* Required task *
Repeat every record below exactly, but leave out any pictures.
******************************
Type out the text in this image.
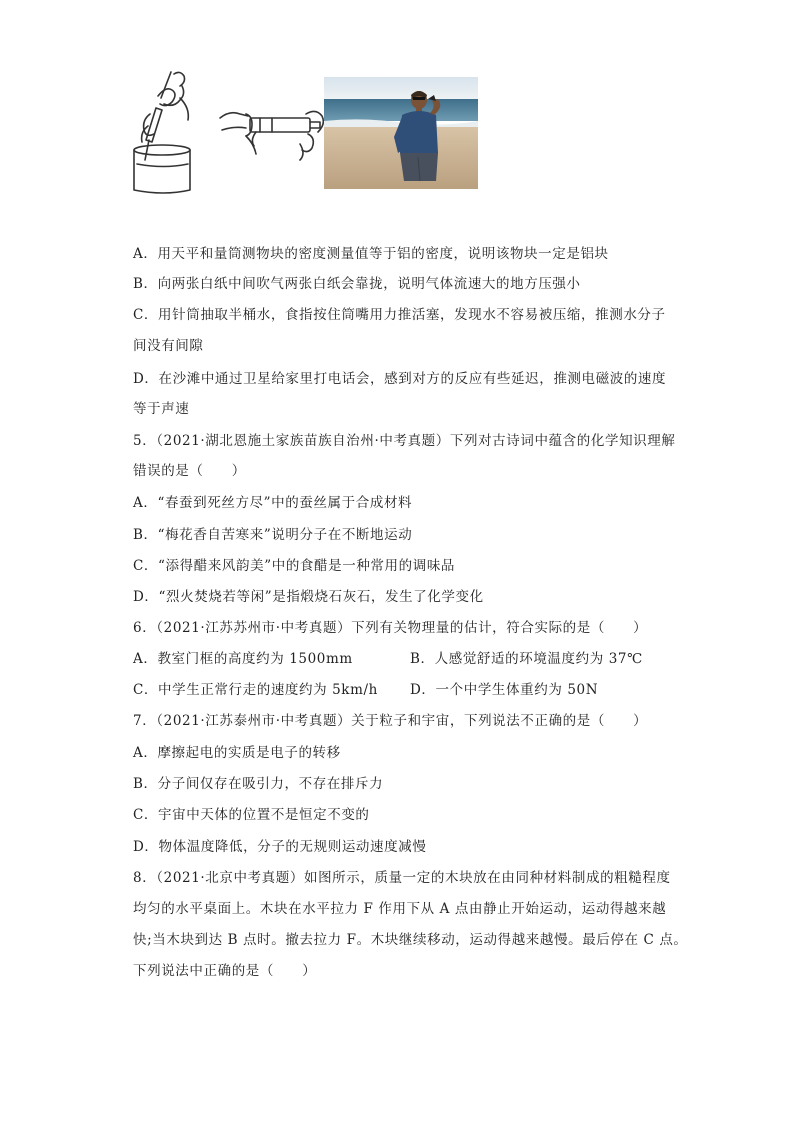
A．用天平和量筒测物块的密度测量值等于铝的密度，说明该物块一定是铝块
B．向两张白纸中间吹气两张白纸会靠拢，说明气体流速大的地方压强小
C．用针筒抽取半桶水，食指按住筒嘴用力推活塞，发现水不容易被压缩，推测水分子
间没有间隙
D．在沙滩中通过卫星给家里打电话会，感到对方的反应有些延迟，推测电磁波的速度
等于声速
5．（2021·湖北恩施土家族苗族自治州·中考真题）下列对古诗词中蕴含的化学知识理解
错误的是（　　）
A．“春蚕到死丝方尽”中的蚕丝属于合成材料
B．“梅花香自苦寒来”说明分子在不断地运动
C．“添得醋来风韵美”中的食醋是一种常用的调味品
D．“烈火焚烧若等闲”是指煅烧石灰石，发生了化学变化
6．（2021·江苏苏州市·中考真题）下列有关物理量的估计，符合实际的是（　　）
A．教室门框的高度约为 1500mm	B．人感觉舒适的环境温度约为 37℃
C．中学生正常行走的速度约为 5km/h D．一个中学生体重约为 50N
7．（2021·江苏泰州市·中考真题）关于粒子和宇宙，下列说法不正确的是（　　）
A．摩擦起电的实质是电子的转移
B．分子间仅存在吸引力，不存在排斥力
C．宇宙中天体的位置不是恒定不变的
D．物体温度降低，分子的无规则运动速度减慢
8．（2021·北京中考真题）如图所示，质量一定的木块放在由同种材料制成的粗糙程度
均匀的水平桌面上。木块在水平拉力 F 作用下从 A 点由静止开始运动，运动得越来越
快;当木块到达 B 点时。撤去拉力 F。木块继续移动，运动得越来越慢。最后停在 C 点。
下列说法中正确的是（　　）
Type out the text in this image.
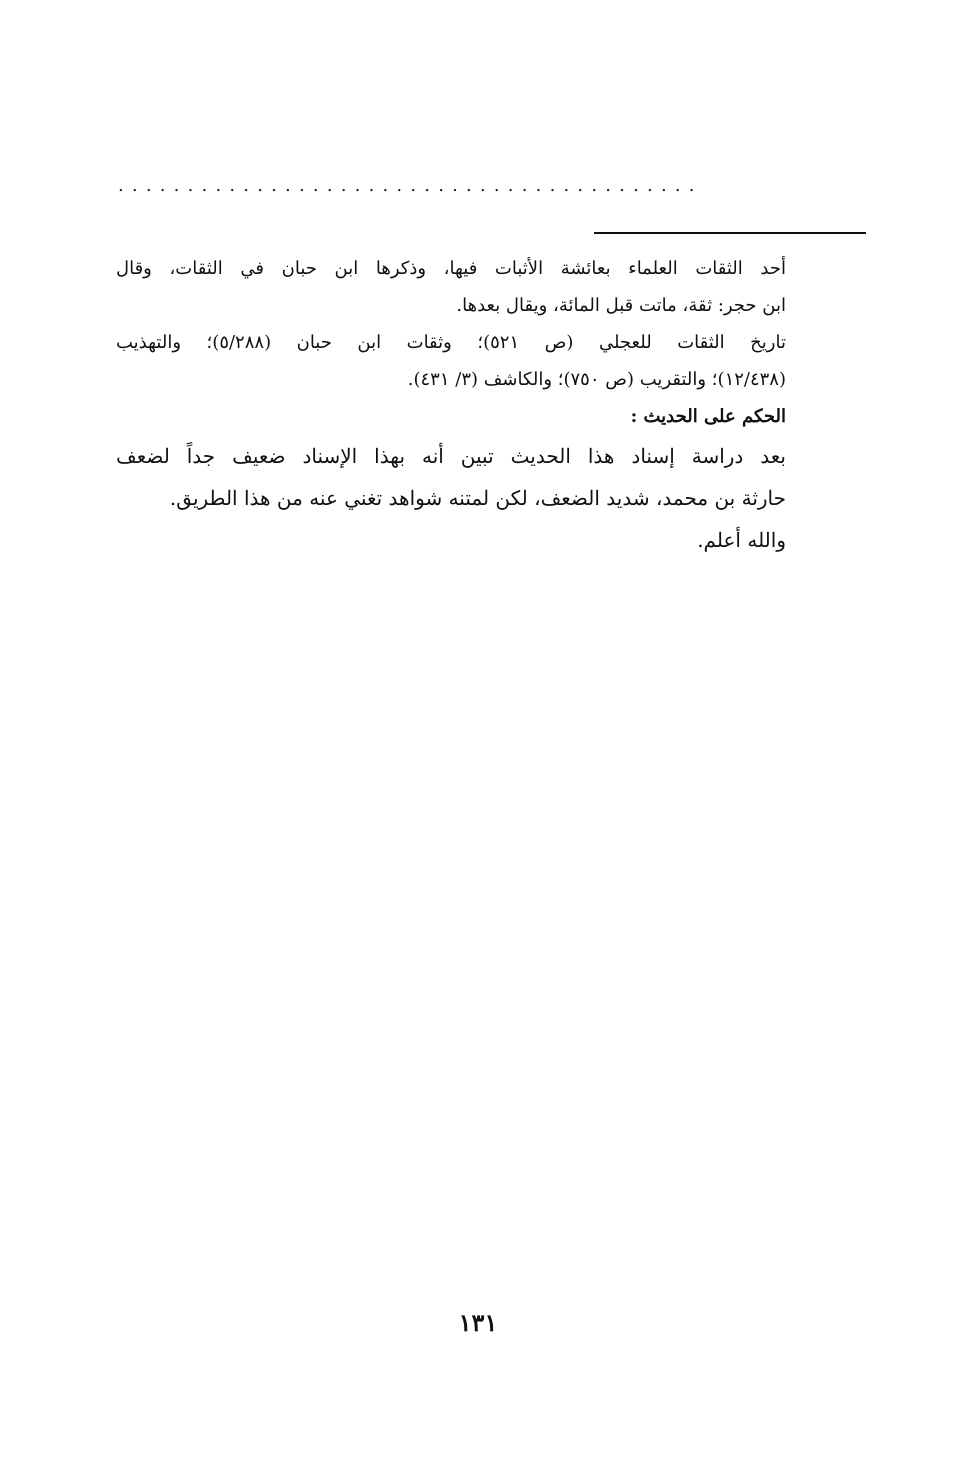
..........................................
أحد الثقات العلماء بعائشة الأثبات فيها، وذكرها ابن حبان في الثقات، وقال
ابن حجر: ثقة، ماتت قبل المائة، ويقال بعدها.
تاريخ الثقات للعجلي (ص ٥٢١)؛ وثقات ابن حبان (٥/٢٨٨)؛ والتهذيب
(١٢/٤٣٨)؛ والتقريب (ص ٧٥٠)؛ والكاشف (٣/ ٤٣١).
الحكم على الحديث :
بعد دراسة إسناد هذا الحديث تبين أنه بهذا الإسناد ضعيف جداً لضعف
حارثة بن محمد، شديد الضعف، لكن لمتنه شواهد تغني عنه من هذا الطريق.
والله أعلم.
١٣١
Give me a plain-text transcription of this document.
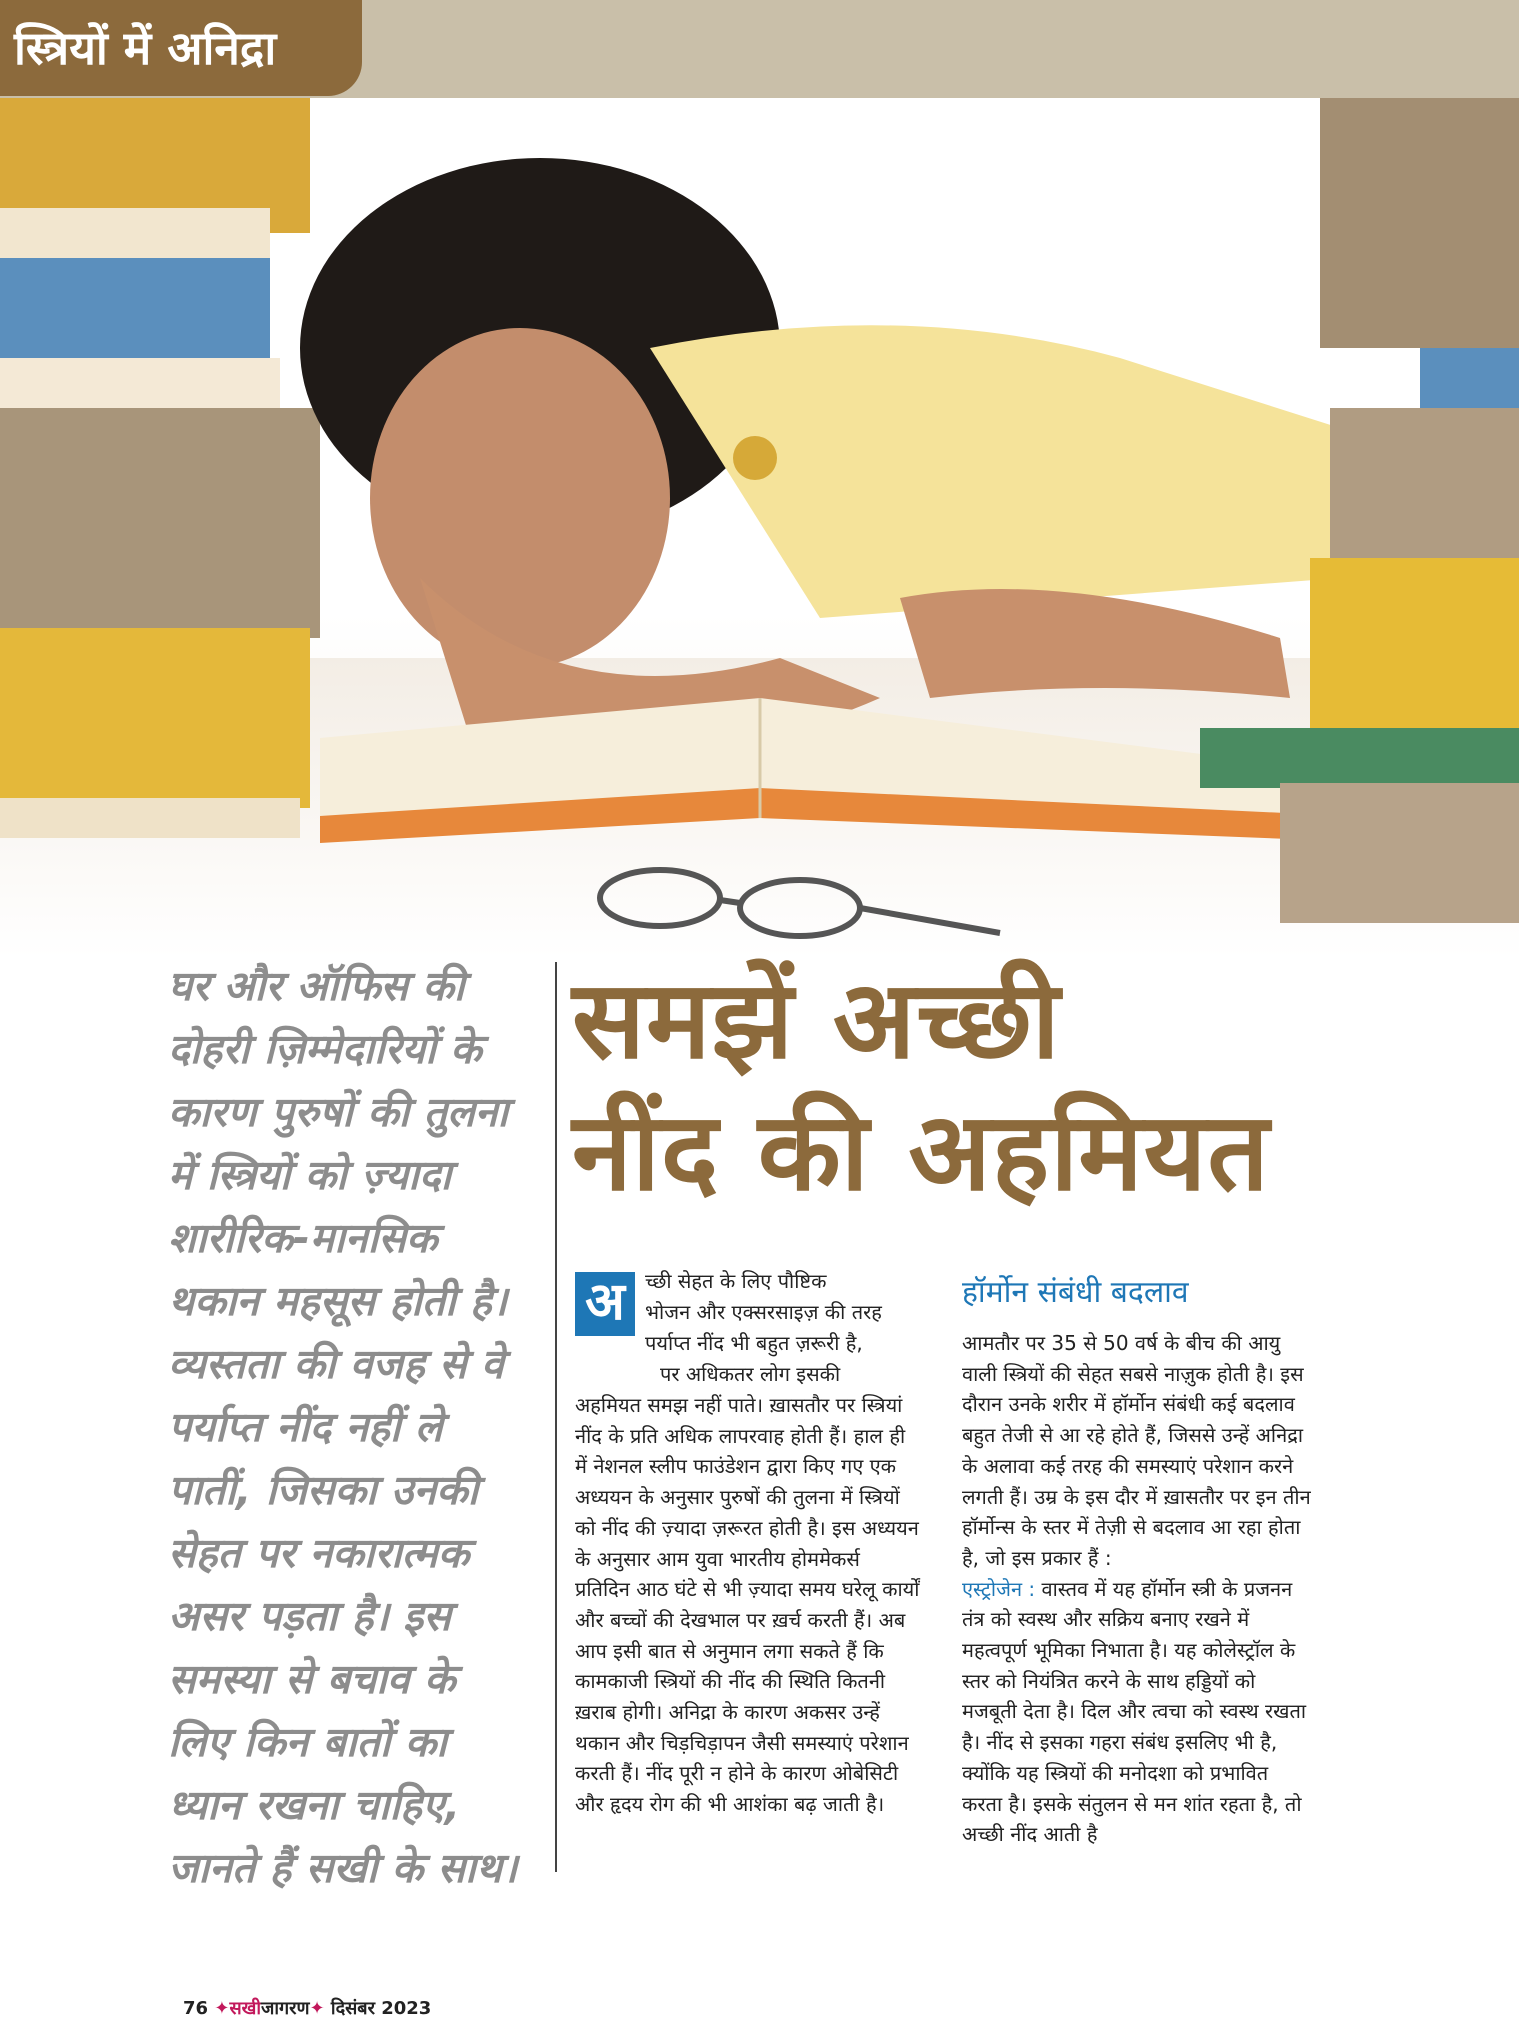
स्त्रियों में अनिद्रा

घर और ऑफिस की दोहरी ज़िम्मेदारियों के कारण पुरुषों की तुलना में स्त्रियों को ज़्यादा शारीरिक-मानसिक थकान महसूस होती है। व्यस्तता की वजह से वे पर्याप्त नींद नहीं ले पातीं, जिसका उनकी सेहत पर नकारात्मक असर पड़ता है। इस समस्या से बचाव के लिए किन बातों का ध्यान रखना चाहिए, जानते हैं सखी के साथ।

समझें अच्छी
नींद की अहमियत
अ	च्छी सेहत के लिए पौष्टिक
भोजन और एक्सरसाइज़ की तरह
पर्याप्त नींद भी बहुत ज़रूरी है,
पर अधिकतर लोग इसकी
अहमियत समझ नहीं पाते। ख़ासतौर पर स्त्रियां नींद के प्रति अधिक लापरवाह होती हैं। हाल ही में नेशनल स्लीप फाउंडेशन द्वारा किए गए एक अध्ययन के अनुसार पुरुषों की तुलना में स्त्रियों को नींद की ज़्यादा ज़रूरत होती है। इस अध्ययन के अनुसार आम युवा भारतीय होममेकर्स प्रतिदिन आठ घंटे से भी ज़्यादा समय घरेलू कार्यों और बच्चों की देखभाल पर ख़र्च करती हैं। अब आप इसी बात से अनुमान लगा सकते हैं कि कामकाजी स्त्रियों की नींद की स्थिति कितनी ख़राब होगी। अनिद्रा के कारण अकसर उन्हें थकान और चिड़चिड़ापन जैसी समस्याएं परेशान करती हैं। नींद पूरी न होने के कारण ओबेसिटी और हृदय रोग की भी आशंका बढ़ जाती है।
हॉर्मोन संबंधी बदलाव
आमतौर पर 35 से 50 वर्ष के बीच की आयु वाली स्त्रियों की सेहत सबसे नाज़ुक होती है। इस दौरान उनके शरीर में हॉर्मोन संबंधी कई बदलाव बहुत तेजी से आ रहे होते हैं, जिससे उन्हें अनिद्रा के अलावा कई तरह की समस्याएं परेशान करने लगती हैं। उम्र के इस दौर में ख़ासतौर पर इन तीन हॉर्मोन्स के स्तर में तेज़ी से बदलाव आ रहा होता है, जो इस प्रकार हैं :
एस्ट्रोजेन : वास्तव में यह हॉर्मोन स्त्री के प्रजनन तंत्र को स्वस्थ और सक्रिय बनाए रखने में महत्वपूर्ण भूमिका निभाता है। यह कोलेस्ट्रॉल के स्तर को नियंत्रित करने के साथ हड्डियों को मजबूती देता है। दिल और त्वचा को स्वस्थ रखता है। नींद से इसका गहरा संबंध इसलिए भी है, क्योंकि यह स्त्रियों की मनोदशा को प्रभावित करता है। इसके संतुलन से मन शांत रहता है, तो अच्छी नींद आती है
76 ✦सखीजागरण✦ दिसंबर 2023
******************************
* Task output *
Type out the text in this image.
A．用天平和量筒测物块的密度测量值等于铝的密度，说明该物块一定是铝块
B．向两张白纸中间吹气两张白纸会靠拢，说明气体流速大的地方压强小
C．用针筒抽取半桶水，食指按住筒嘴用力推活塞，发现水不容易被压缩，推测水分子
间没有间隙
D．在沙滩中通过卫星给家里打电话会，感到对方的反应有些延迟，推测电磁波的速度
等于声速
5．（2021·湖北恩施土家族苗族自治州·中考真题）下列对古诗词中蕴含的化学知识理解
错误的是（　　）
A．“春蚕到死丝方尽”中的蚕丝属于合成材料
B．“梅花香自苦寒来”说明分子在不断地运动
C．“添得醋来风韵美”中的食醋是一种常用的调味品
D．“烈火焚烧若等闲”是指煅烧石灰石，发生了化学变化
6．（2021·江苏苏州市·中考真题）下列有关物理量的估计，符合实际的是（　　）
A．教室门框的高度约为 1500mm	B．人感觉舒适的环境温度约为 37℃
C．中学生正常行走的速度约为 5km/h D．一个中学生体重约为 50N
7．（2021·江苏泰州市·中考真题）关于粒子和宇宙，下列说法不正确的是（　　）
A．摩擦起电的实质是电子的转移
B．分子间仅存在吸引力，不存在排斥力
C．宇宙中天体的位置不是恒定不变的
D．物体温度降低，分子的无规则运动速度减慢
8．（2021·北京中考真题）如图所示，质量一定的木块放在由同种材料制成的粗糙程度
均匀的水平桌面上。木块在水平拉力 F 作用下从 A 点由静止开始运动，运动得越来越
快;当木块到达 B 点时。撤去拉力 F。木块继续移动，运动得越来越慢。最后停在 C 点。
下列说法中正确的是（　　）
Type out the text in this image.
..........................................
أحد الثقات العلماء بعائشة الأثبات فيها، وذكرها ابن حبان في الثقات، وقال
ابن حجر: ثقة، ماتت قبل المائة، ويقال بعدها.
تاريخ الثقات للعجلي (ص ٥٢١)؛ وثقات ابن حبان (٥/٢٨٨)؛ والتهذيب
(١٢/٤٣٨)؛ والتقريب (ص ٧٥٠)؛ والكاشف (٣/ ٤٣١).
الحكم على الحديث :
بعد دراسة إسناد هذا الحديث تبين أنه بهذا الإسناد ضعيف جداً لضعف
حارثة بن محمد، شديد الضعف، لكن لمتنه شواهد تغني عنه من هذا الطريق.
والله أعلم.
١٣١
Give me a plain-text transcription of this document.
स्त्रियों में अनिद्रा

घर और ऑफिस की दोहरी ज़िम्मेदारियों के कारण पुरुषों की तुलना में स्त्रियों को ज़्यादा शारीरिक-मानसिक थकान महसूस होती है। व्यस्तता की वजह से वे पर्याप्त नींद नहीं ले पातीं, जिसका उनकी सेहत पर नकारात्मक असर पड़ता है। इस समस्या से बचाव के लिए किन बातों का ध्यान रखना चाहिए, जानते हैं सखी के साथ।

समझें अच्छी
नींद की अहमियत
अ	च्छी सेहत के लिए पौष्टिक
भोजन और एक्सरसाइज़ की तरह
पर्याप्त नींद भी बहुत ज़रूरी है,
पर अधिकतर लोग इसकी
अहमियत समझ नहीं पाते। ख़ासतौर पर स्त्रियां नींद के प्रति अधिक लापरवाह होती हैं। हाल ही में नेशनल स्लीप फाउंडेशन द्वारा किए गए एक अध्ययन के अनुसार पुरुषों की तुलना में स्त्रियों को नींद की ज़्यादा ज़रूरत होती है। इस अध्ययन के अनुसार आम युवा भारतीय होममेकर्स प्रतिदिन आठ घंटे से भी ज़्यादा समय घरेलू कार्यों और बच्चों की देखभाल पर ख़र्च करती हैं। अब आप इसी बात से अनुमान लगा सकते हैं कि कामकाजी स्त्रियों की नींद की स्थिति कितनी ख़राब होगी। अनिद्रा के कारण अकसर उन्हें थकान और चिड़चिड़ापन जैसी समस्याएं परेशान करती हैं। नींद पूरी न होने के कारण ओबेसिटी और हृदय रोग की भी आशंका बढ़ जाती है।
हॉर्मोन संबंधी बदलाव
आमतौर पर 35 से 50 वर्ष के बीच की आयु वाली स्त्रियों की सेहत सबसे नाज़ुक होती है। इस दौरान उनके शरीर में हॉर्मोन संबंधी कई बदलाव बहुत तेजी से आ रहे होते हैं, जिससे उन्हें अनिद्रा के अलावा कई तरह की समस्याएं परेशान करने लगती हैं। उम्र के इस दौर में ख़ासतौर पर इन तीन हॉर्मोन्स के स्तर में तेज़ी से बदलाव आ रहा होता है, जो इस प्रकार हैं :
एस्ट्रोजेन : वास्तव में यह हॉर्मोन स्त्री के प्रजनन तंत्र को स्वस्थ और सक्रिय बनाए रखने में महत्वपूर्ण भूमिका निभाता है। यह कोलेस्ट्रॉल के स्तर को नियंत्रित करने के साथ हड्डियों को मजबूती देता है। दिल और त्वचा को स्वस्थ रखता है। नींद से इसका गहरा संबंध इसलिए भी है, क्योंकि यह स्त्रियों की मनोदशा को प्रभावित करता है। इसके संतुलन से मन शांत रहता है, तो अच्छी नींद आती है
76 ✦सखीजागरण✦ दिसंबर 2023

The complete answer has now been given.